◆ EXERCISE REQUIREMENTS
Everything in the data should be repeated exactly, save for the images.

◆ SUPPLIED ENTRIES
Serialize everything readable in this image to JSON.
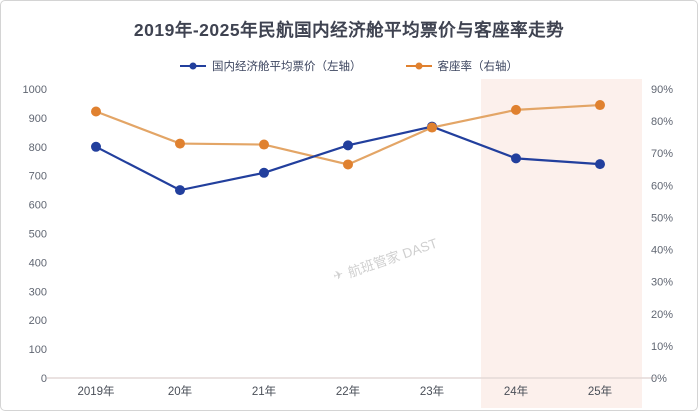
{
  "title": "2019年-2025年民航国内经济舱平均票价与客座率走势",
  "legend": [
    {
      "label": "国内经济舱平均票价（左轴）",
      "marker_color": "#223f9d"
    },
    {
      "label": "客座率（右轴）",
      "marker_color": "#e0812f"
    }
  ],
  "watermark": {
    "logo": "✈",
    "text": "航班管家 DAST"
  },
  "colors": {
    "price_line": "#223f9d",
    "price_dot": "#223f9d",
    "load_line": "#e3a566",
    "load_dot": "#e0812f",
    "axis_text": "#606672",
    "x_label_text": "#4a4f58",
    "axis_line": "#e4d9d7",
    "highlight_fill": "#fcf0ec",
    "title_text": "#3f4351"
  },
  "chart_data": {
    "type": "line",
    "title": "2019年-2025年民航国内经济舱平均票价与客座率走势",
    "categories": [
      "2019年",
      "20年",
      "21年",
      "22年",
      "23年",
      "24年",
      "25年"
    ],
    "series": [
      {
        "name": "国内经济舱平均票价（左轴）",
        "axis": "left",
        "values": [
          800,
          650,
          710,
          805,
          870,
          760,
          740
        ],
        "dot_color": "#223f9d",
        "line_color": "#223f9d"
      },
      {
        "name": "客座率（右轴）",
        "axis": "right",
        "values": [
          83,
          73,
          72.7,
          66.5,
          78,
          83.5,
          85
        ],
        "dot_color": "#e0812f",
        "line_color": "#e3a566"
      }
    ],
    "left_axis": {
      "min": 0,
      "max": 1000,
      "step": 100,
      "ticks": [
        "0",
        "100",
        "200",
        "300",
        "400",
        "500",
        "600",
        "700",
        "800",
        "900",
        "1000"
      ]
    },
    "right_axis": {
      "min": 0,
      "max": 90,
      "step": 10,
      "ticks": [
        "0%",
        "10%",
        "20%",
        "30%",
        "40%",
        "50%",
        "60%",
        "70%",
        "80%",
        "90%"
      ]
    },
    "highlight_region": {
      "from_category": "24年",
      "to_category": "25年",
      "fill": "#fcf0ec"
    },
    "legend_position": "top",
    "grid": false
  }
}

◆ ANSWER TO THIS PROBLEM
Serialize everything readable in this image to JSON.
{
  "title": "2019年-2025年民航国内经济舱平均票价与客座率走势",
  "legend": [
    {
      "label": "国内经济舱平均票价（左轴）",
      "marker_color": "#223f9d"
    },
    {
      "label": "客座率（右轴）",
      "marker_color": "#e0812f"
    }
  ],
  "watermark": {
    "logo": "✈",
    "text": "航班管家 DAST"
  },
  "colors": {
    "price_line": "#223f9d",
    "price_dot": "#223f9d",
    "load_line": "#e3a566",
    "load_dot": "#e0812f",
    "axis_text": "#606672",
    "x_label_text": "#4a4f58",
    "axis_line": "#e4d9d7",
    "highlight_fill": "#fcf0ec",
    "title_text": "#3f4351"
  },
  "chart_data": {
    "type": "line",
    "title": "2019年-2025年民航国内经济舱平均票价与客座率走势",
    "categories": [
      "2019年",
      "20年",
      "21年",
      "22年",
      "23年",
      "24年",
      "25年"
    ],
    "series": [
      {
        "name": "国内经济舱平均票价（左轴）",
        "axis": "left",
        "values": [
          800,
          650,
          710,
          805,
          870,
          760,
          740
        ],
        "dot_color": "#223f9d",
        "line_color": "#223f9d"
      },
      {
        "name": "客座率（右轴）",
        "axis": "right",
        "values": [
          83,
          73,
          72.7,
          66.5,
          78,
          83.5,
          85
        ],
        "dot_color": "#e0812f",
        "line_color": "#e3a566"
      }
    ],
    "left_axis": {
      "min": 0,
      "max": 1000,
      "step": 100,
      "ticks": [
        "0",
        "100",
        "200",
        "300",
        "400",
        "500",
        "600",
        "700",
        "800",
        "900",
        "1000"
      ]
    },
    "right_axis": {
      "min": 0,
      "max": 90,
      "step": 10,
      "ticks": [
        "0%",
        "10%",
        "20%",
        "30%",
        "40%",
        "50%",
        "60%",
        "70%",
        "80%",
        "90%"
      ]
    },
    "highlight_region": {
      "from_category": "24年",
      "to_category": "25年",
      "fill": "#fcf0ec"
    },
    "legend_position": "top",
    "grid": false
  }
}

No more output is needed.